--- TO BE DONE ---
Transcribe the records that follow in their entirety, omitting any pictures.
^^^^
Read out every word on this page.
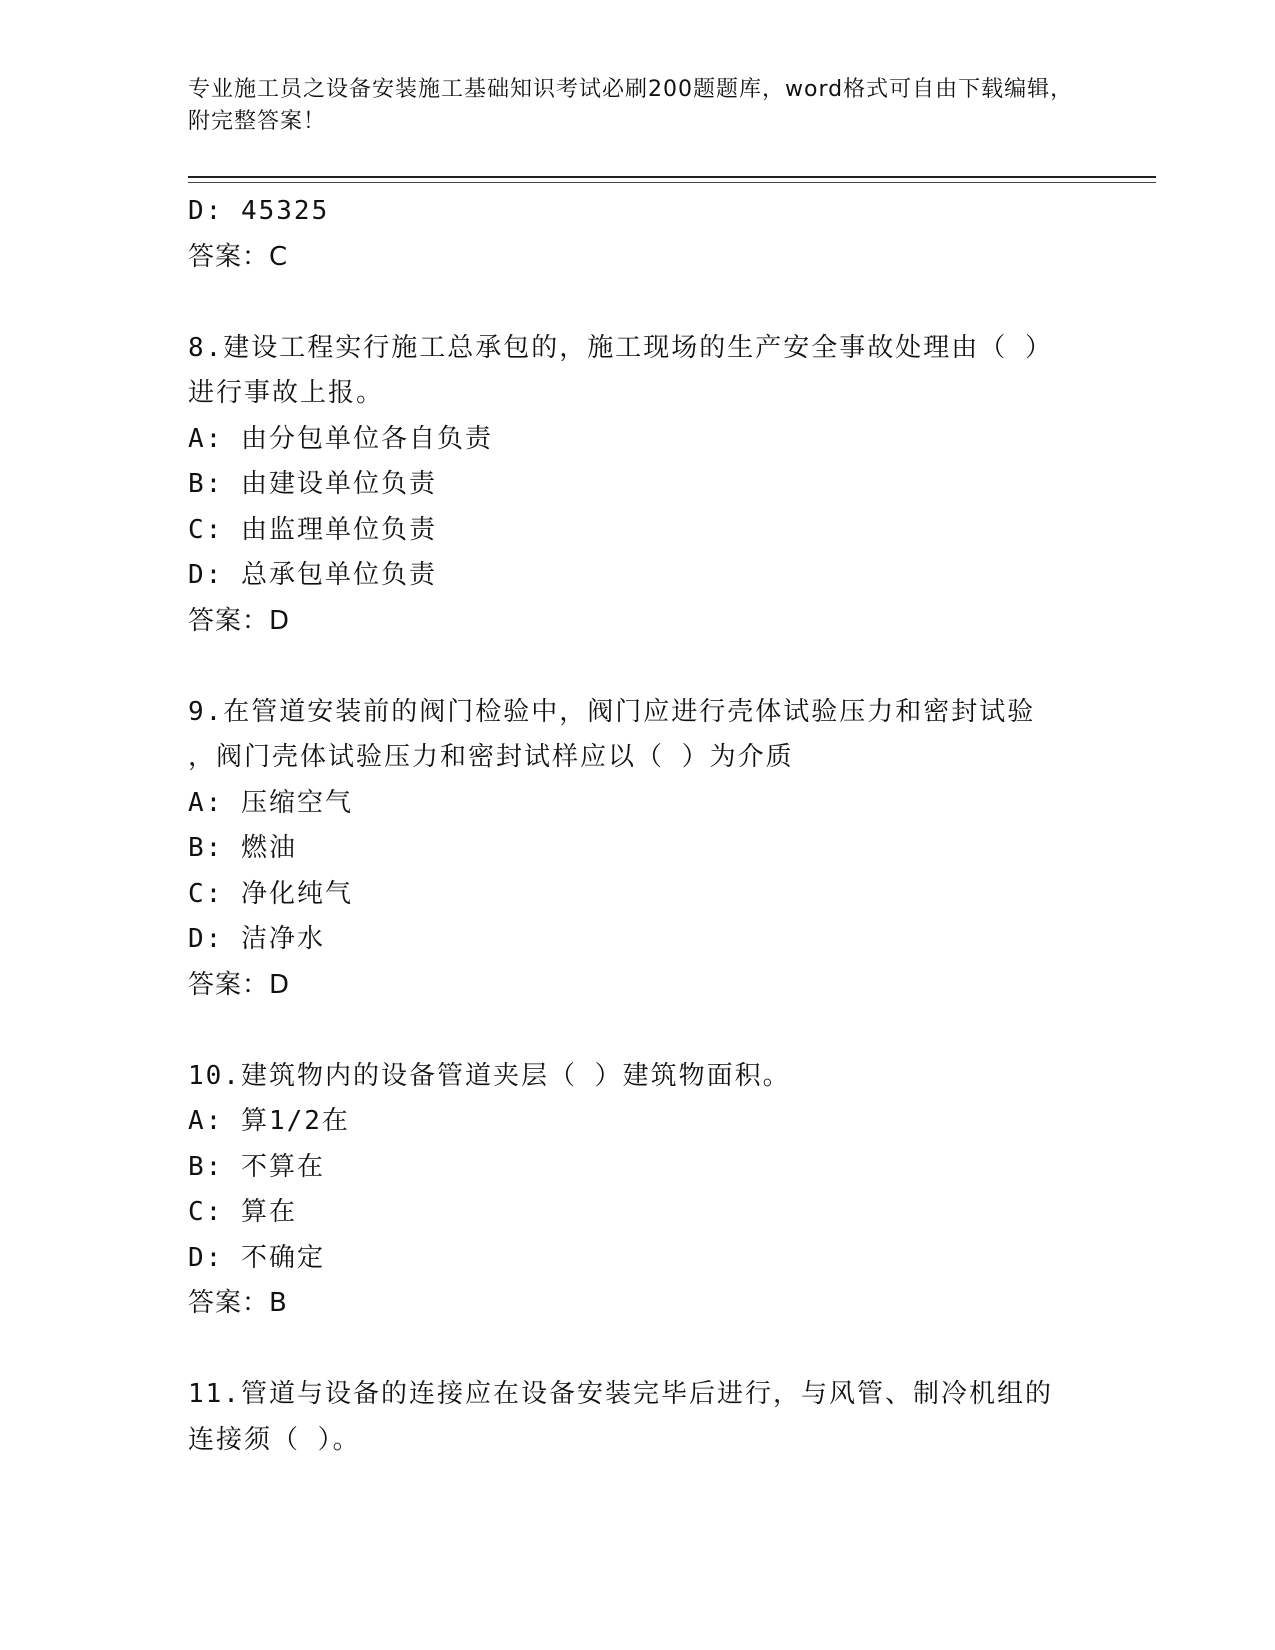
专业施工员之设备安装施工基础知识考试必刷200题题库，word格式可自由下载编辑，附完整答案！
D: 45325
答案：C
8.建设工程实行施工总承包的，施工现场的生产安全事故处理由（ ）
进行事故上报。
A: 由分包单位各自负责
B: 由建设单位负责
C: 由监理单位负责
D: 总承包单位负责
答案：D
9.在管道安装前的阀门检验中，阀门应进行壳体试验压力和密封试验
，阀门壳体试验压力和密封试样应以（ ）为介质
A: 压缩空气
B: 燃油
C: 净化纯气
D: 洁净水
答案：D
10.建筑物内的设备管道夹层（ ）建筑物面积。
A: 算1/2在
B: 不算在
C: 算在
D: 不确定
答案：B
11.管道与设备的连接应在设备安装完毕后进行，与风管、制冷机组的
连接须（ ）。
^^^^
--- TASK RESPONSE ---
Read out every word on this page.
专业施工员之设备安装施工基础知识考试必刷200题题库，word格式可自由下载编辑，附完整答案！
D: 45325
答案：C
8.建设工程实行施工总承包的，施工现场的生产安全事故处理由（ ）
进行事故上报。
A: 由分包单位各自负责
B: 由建设单位负责
C: 由监理单位负责
D: 总承包单位负责
答案：D
9.在管道安装前的阀门检验中，阀门应进行壳体试验压力和密封试验
，阀门壳体试验压力和密封试样应以（ ）为介质
A: 压缩空气
B: 燃油
C: 净化纯气
D: 洁净水
答案：D
10.建筑物内的设备管道夹层（ ）建筑物面积。
A: 算1/2在
B: 不算在
C: 算在
D: 不确定
答案：B
11.管道与设备的连接应在设备安装完毕后进行，与风管、制冷机组的
连接须（ ）。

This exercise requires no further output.